### Items ###

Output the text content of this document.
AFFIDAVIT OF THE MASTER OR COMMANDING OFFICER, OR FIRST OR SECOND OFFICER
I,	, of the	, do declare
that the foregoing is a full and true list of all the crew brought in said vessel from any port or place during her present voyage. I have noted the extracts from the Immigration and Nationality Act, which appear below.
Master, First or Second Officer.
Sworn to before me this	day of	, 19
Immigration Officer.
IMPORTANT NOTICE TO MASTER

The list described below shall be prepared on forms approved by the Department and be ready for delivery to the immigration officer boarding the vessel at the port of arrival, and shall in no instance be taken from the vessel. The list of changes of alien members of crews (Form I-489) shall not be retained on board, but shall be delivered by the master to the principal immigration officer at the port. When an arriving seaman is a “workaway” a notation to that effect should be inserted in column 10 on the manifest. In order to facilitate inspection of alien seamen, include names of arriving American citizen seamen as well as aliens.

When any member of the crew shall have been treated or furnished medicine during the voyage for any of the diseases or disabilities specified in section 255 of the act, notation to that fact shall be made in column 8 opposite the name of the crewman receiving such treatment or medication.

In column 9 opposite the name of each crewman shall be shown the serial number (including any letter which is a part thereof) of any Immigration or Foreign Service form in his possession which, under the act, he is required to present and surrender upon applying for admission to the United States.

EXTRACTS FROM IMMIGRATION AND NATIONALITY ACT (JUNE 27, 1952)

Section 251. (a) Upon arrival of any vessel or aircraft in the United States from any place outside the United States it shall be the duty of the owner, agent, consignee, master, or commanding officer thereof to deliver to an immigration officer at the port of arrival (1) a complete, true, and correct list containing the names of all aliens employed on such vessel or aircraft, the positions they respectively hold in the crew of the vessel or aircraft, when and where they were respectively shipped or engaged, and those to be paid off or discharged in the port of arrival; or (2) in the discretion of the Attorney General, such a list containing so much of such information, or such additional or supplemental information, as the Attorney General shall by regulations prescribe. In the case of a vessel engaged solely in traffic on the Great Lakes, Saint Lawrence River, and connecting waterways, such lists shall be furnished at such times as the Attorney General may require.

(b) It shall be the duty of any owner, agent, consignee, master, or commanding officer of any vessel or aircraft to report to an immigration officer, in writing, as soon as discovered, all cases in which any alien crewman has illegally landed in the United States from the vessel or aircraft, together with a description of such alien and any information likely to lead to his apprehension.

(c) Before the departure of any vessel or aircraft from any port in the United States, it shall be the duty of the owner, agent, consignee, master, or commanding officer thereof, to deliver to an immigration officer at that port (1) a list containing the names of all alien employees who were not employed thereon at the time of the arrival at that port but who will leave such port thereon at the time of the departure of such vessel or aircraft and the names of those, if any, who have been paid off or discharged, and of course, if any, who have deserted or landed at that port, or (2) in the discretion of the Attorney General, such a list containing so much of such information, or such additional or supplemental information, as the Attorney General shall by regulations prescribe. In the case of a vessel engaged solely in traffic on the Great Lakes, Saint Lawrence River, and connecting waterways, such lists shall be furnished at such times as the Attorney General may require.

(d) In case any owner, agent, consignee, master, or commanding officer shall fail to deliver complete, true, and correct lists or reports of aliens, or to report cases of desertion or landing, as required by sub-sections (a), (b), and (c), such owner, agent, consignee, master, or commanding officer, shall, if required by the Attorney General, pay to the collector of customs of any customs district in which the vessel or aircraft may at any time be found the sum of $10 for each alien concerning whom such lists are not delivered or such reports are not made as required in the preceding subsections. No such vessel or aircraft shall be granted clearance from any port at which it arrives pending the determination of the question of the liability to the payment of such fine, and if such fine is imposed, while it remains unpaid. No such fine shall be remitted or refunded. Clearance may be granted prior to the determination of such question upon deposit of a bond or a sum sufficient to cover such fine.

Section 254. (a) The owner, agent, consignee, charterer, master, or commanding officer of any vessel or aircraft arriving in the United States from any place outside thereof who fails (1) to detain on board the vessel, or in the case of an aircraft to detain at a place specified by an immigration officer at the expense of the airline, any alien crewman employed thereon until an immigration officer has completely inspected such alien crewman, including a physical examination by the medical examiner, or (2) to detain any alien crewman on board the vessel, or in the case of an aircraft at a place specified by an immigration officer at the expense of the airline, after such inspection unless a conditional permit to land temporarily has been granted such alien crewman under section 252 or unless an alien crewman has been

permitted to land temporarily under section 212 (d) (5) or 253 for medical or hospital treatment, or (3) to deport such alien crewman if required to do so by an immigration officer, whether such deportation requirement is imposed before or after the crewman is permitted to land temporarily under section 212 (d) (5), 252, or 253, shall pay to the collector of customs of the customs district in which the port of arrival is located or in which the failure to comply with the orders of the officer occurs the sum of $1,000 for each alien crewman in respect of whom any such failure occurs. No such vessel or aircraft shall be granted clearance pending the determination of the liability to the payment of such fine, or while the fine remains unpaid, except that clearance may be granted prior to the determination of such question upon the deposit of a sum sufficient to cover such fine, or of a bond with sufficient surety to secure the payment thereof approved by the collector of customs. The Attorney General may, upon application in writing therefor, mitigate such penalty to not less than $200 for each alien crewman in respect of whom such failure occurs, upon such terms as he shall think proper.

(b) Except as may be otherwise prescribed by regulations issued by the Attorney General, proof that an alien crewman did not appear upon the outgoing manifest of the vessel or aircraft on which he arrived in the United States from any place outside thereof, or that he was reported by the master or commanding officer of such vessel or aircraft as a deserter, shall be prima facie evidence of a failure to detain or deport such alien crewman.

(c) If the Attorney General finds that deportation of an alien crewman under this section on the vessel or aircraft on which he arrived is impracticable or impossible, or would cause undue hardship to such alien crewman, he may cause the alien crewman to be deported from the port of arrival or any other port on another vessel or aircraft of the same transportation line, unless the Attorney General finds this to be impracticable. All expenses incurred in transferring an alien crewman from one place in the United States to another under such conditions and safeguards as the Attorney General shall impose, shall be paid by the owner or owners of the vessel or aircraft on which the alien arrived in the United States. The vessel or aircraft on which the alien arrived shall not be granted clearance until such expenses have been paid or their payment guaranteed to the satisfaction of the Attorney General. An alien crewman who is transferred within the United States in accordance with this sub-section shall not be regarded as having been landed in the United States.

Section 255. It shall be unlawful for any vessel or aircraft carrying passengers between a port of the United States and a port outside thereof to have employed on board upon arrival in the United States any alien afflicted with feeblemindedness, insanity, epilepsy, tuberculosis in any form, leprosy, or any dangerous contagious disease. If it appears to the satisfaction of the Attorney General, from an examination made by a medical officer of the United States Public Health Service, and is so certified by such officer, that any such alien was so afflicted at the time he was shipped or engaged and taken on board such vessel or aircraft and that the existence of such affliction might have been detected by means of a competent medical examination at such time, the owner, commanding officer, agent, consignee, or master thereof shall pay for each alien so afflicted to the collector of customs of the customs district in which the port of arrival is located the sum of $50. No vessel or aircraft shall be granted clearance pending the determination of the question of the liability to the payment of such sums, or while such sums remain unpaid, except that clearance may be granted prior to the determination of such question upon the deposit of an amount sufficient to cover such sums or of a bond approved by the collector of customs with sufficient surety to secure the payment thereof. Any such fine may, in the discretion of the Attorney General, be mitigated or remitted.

###

- [Written problem]
Which lines contain the word "manifest"? Return each of them.

- [Written answer]
The list described below shall be prepared on forms approved by the Department and be ready for delivery to the immigration officer boarding the vessel at the port of arrival, and shall in no instance be taken from the vessel. The list of changes of alien members of crews (Form I-489) shall not be retained on board, but shall be delivered by the master to the principal immigration officer at the port. When an arriving seaman is a “workaway” a notation to that effect should be inserted in column 10 on the manifest. In order to facilitate inspection of alien seamen, include names of arriving American citizen seamen as well as aliens.
(b) Except as may be otherwise prescribed by regulations issued by the Attorney General, proof that an alien crewman did not appear upon the outgoing manifest of the vessel or aircraft on which he arrived in the United States from any place outside thereof, or that he was reported by the master or commanding officer of such vessel or aircraft as a deserter, shall be prima facie evidence of a failure to detain or deport such alien crewman.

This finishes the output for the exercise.